TASK DESCRIPTION: Using the listing below, copy every line that mentions "nálady".

Stored records:
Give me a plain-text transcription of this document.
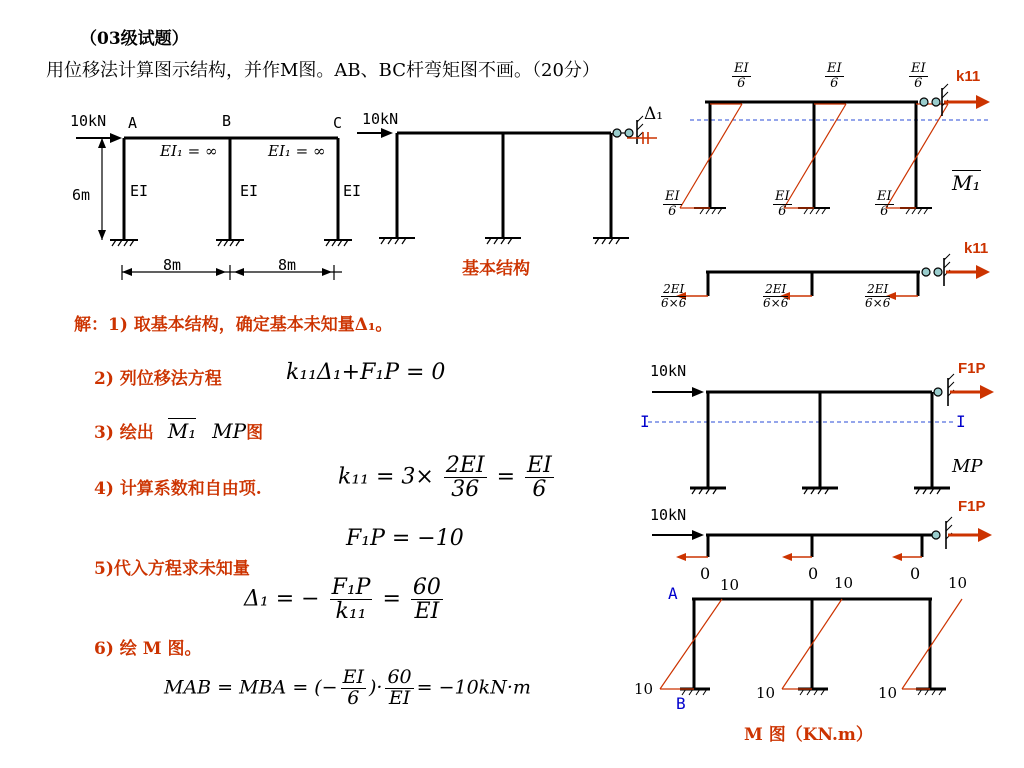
（03级试题）
用位移法计算图示结构，并作M图。AB、BC杆弯矩图不画。（20分）
10kN A	B	C
EI₁ = ∞	EI₁ = ∞
EI	EI	EI
6m
8m	8m
10kN	Δ₁
基本结构
$\frac{EI}{6}$	$\frac{EI}{6}$	$\frac{EI}{6}$
$\frac{EI}{6}$	$\frac{EI}{6}$	$\frac{EI}{6}$
M₁
k11
k11
$\frac{2EI}{6\times 6}$	$\frac{2EI}{6\times 6}$	$\frac{2EI}{6\times 6}$
10kN	F1P
I	I
MP
10kN	F1P
0	0	0
A
B
10	10	10
10	10	10
M 图（KN.m）
解：1) 取基本结构，确定基本未知量Δ₁。
2) 列位移法方程	k₁₁Δ₁+F₁P = 0
3) 绘出 M₁ MP图
4) 计算系数和自由项.	$k_{11} = 3\times \frac{2EI}{36} = \frac{EI}{6}$
F₁P = −10
5)代入方程求未知量
Δ₁ = − $\frac{\text{F₁P}}{\text{k₁₁}} = \frac{60}{EI}$
6) 绘 M 图。
MAB = MBA = (− $\frac{EI}{6}$ )· $\frac{60}{EI} = -10kN\cdot m$
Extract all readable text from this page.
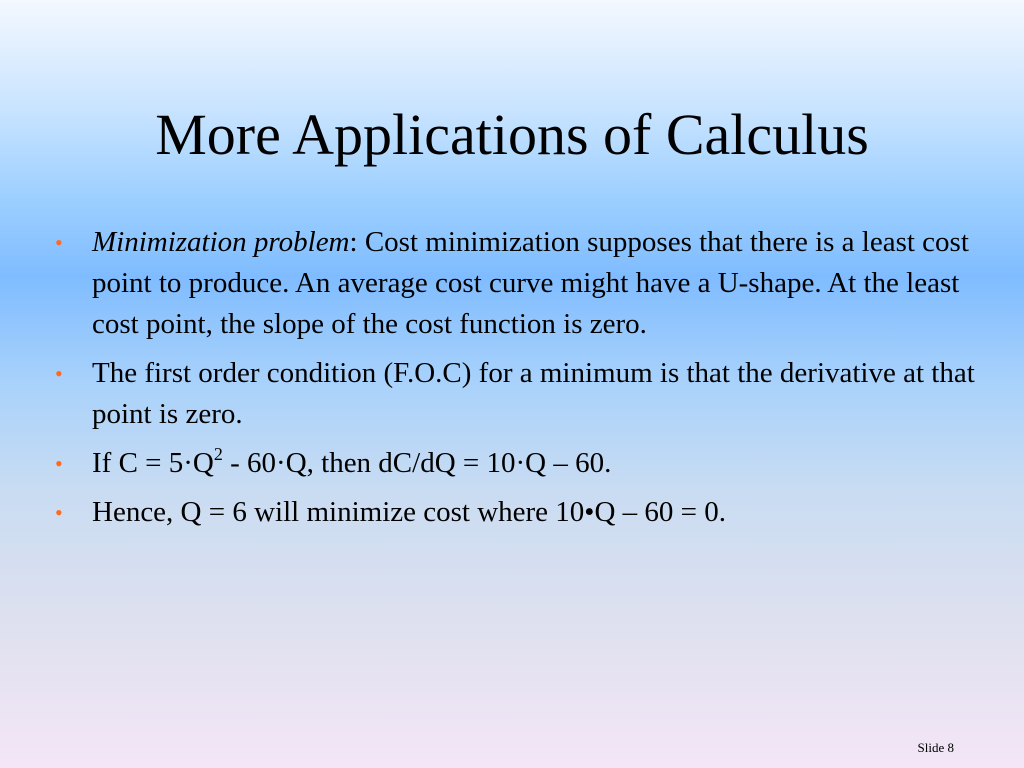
More Applications of Calculus
• Minimization problem: Cost minimization supposes that there is a least cost point to produce. An average cost curve might have a U-shape. At the least cost point, the slope of the cost function is zero.
• The first order condition (F.O.C) for a minimum is that the derivative at that point is zero.
• If $C = 5\cdot Q^2 - 60\cdot Q$, then dC/dQ = 10·Q – 60.
• Hence, Q = 6 will minimize cost where 10•Q – 60 = 0.
Slide 8
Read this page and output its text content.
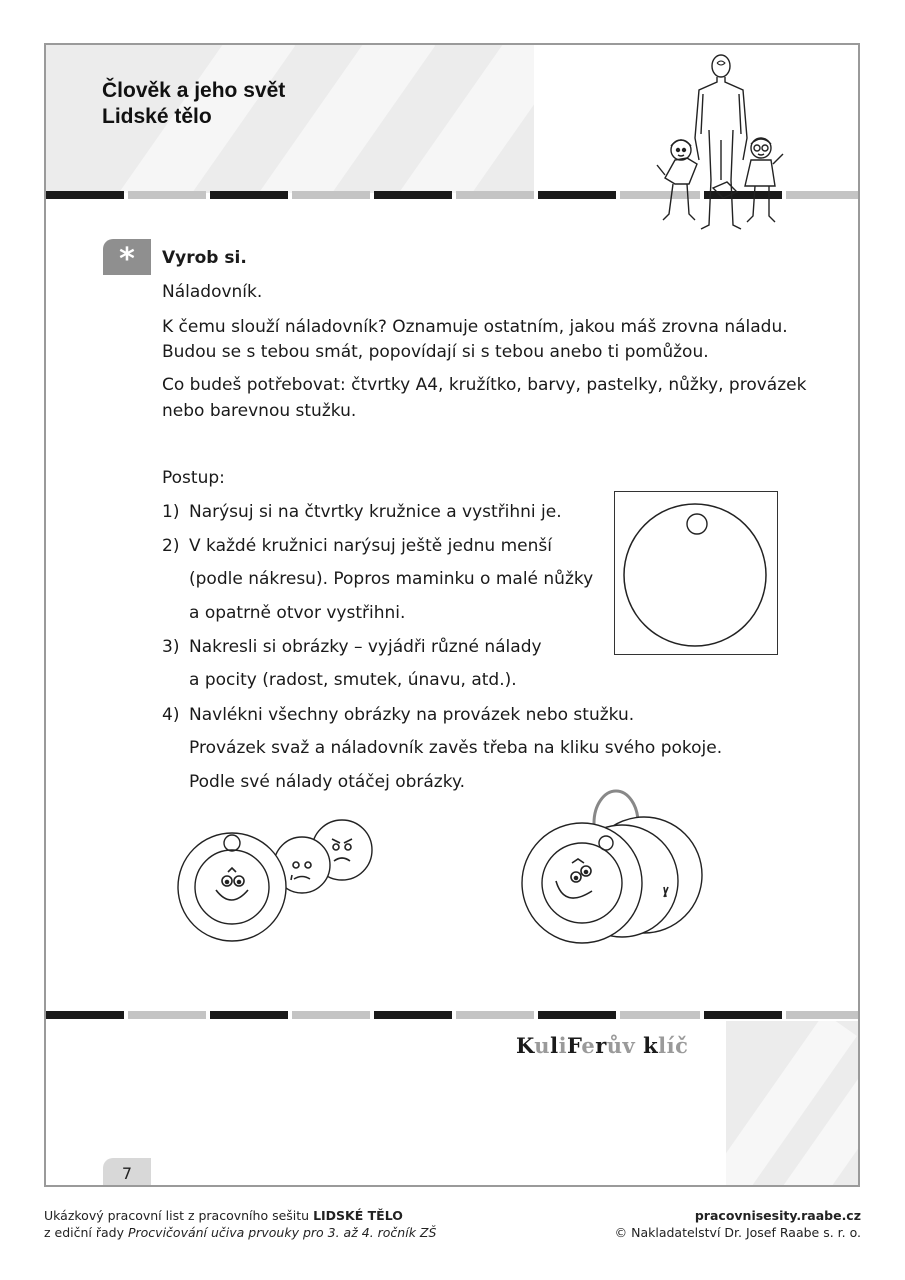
Člověk a jeho svět
Lidské tělo
*	Vyrob si.
Náladovník.
K čemu slouží náladovník? Oznamuje ostatním, jakou máš zrovna náladu.
Budou se s tebou smát, popovídají si s tebou anebo ti pomůžou.
Co budeš potřebovat: čtvrtky A4, kružítko, barvy, pastelky, nůžky, provázek
nebo barevnou stužku.
Postup:
1) Narýsuj si na čtvrtky kružnice a vystřihni je.
2) V každé kružnici narýsuj ještě jednu menší
(podle nákresu). Popros maminku o malé nůžky
a opatrně otvor vystřihni.
3) Nakresli si obrázky – vyjádři různé nálady
a pocity (radost, smutek, únavu, atd.).
4) Navlékni všechny obrázky na provázek nebo stužku.
Provázek svaž a náladovník zavěs třeba na kliku svého pokoje.
Podle své nálady otáčej obrázky.
KuliFerův klíč
7
Ukázkový pracovní list z pracovního sešitu LIDSKÉ TĚLO
z ediční řady Procvičování učiva prvouky pro 3. až 4. ročník ZŠ
pracovnisesity.raabe.cz
© Nakladatelství Dr. Josef Raabe s. r. o.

OUTPUT FOR THIS EXERCISE:
3) Nakresli si obrázky – vyjádři různé nálady
Podle své nálady otáčej obrázky.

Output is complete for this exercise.